▸ TASK BRIEF
Gather every line from the entries below that includes "thấy".

▸ THE RECORDS
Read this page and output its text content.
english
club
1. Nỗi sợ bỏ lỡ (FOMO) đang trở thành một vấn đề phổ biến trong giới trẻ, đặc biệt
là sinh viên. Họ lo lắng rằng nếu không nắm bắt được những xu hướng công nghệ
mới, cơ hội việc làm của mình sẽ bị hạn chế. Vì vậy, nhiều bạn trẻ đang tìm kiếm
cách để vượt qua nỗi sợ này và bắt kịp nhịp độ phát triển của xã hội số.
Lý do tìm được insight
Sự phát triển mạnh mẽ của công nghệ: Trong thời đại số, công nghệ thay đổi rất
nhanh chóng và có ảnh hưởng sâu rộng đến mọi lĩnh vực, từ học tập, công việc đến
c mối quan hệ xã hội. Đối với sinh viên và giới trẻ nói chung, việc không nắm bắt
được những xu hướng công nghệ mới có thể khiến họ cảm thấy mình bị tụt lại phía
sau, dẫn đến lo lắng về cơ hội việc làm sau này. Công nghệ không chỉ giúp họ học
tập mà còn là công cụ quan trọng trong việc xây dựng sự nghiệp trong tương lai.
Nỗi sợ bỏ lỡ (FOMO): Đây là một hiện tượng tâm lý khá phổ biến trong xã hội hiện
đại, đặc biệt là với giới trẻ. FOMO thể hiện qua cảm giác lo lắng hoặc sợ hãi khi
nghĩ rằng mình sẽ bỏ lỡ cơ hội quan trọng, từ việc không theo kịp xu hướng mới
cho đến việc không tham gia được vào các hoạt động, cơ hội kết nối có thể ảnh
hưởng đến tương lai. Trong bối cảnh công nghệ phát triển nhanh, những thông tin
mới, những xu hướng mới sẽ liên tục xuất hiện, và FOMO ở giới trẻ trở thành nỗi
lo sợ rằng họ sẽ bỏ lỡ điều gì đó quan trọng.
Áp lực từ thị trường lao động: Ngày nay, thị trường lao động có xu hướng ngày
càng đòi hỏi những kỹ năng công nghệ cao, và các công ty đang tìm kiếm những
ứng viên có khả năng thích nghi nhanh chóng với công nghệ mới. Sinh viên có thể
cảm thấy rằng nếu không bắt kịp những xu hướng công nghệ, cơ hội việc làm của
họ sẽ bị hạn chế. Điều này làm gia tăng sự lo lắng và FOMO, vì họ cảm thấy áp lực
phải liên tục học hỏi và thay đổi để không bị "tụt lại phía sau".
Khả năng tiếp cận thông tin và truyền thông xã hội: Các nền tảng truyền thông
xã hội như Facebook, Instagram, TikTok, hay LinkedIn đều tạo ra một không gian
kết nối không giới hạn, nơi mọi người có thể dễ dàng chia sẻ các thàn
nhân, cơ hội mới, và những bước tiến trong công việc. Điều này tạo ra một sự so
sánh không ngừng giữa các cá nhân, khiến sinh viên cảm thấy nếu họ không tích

▸ SOLUTION FOR THIS EXERCISE
được những xu hướng công nghệ mới có thể khiến họ cảm thấy mình bị tụt lại phía
cảm thấy rằng nếu không bắt kịp những xu hướng công nghệ, cơ hội việc làm của
họ sẽ bị hạn chế. Điều này làm gia tăng sự lo lắng và FOMO, vì họ cảm thấy áp lực
sánh không ngừng giữa các cá nhân, khiến sinh viên cảm thấy nếu họ không tích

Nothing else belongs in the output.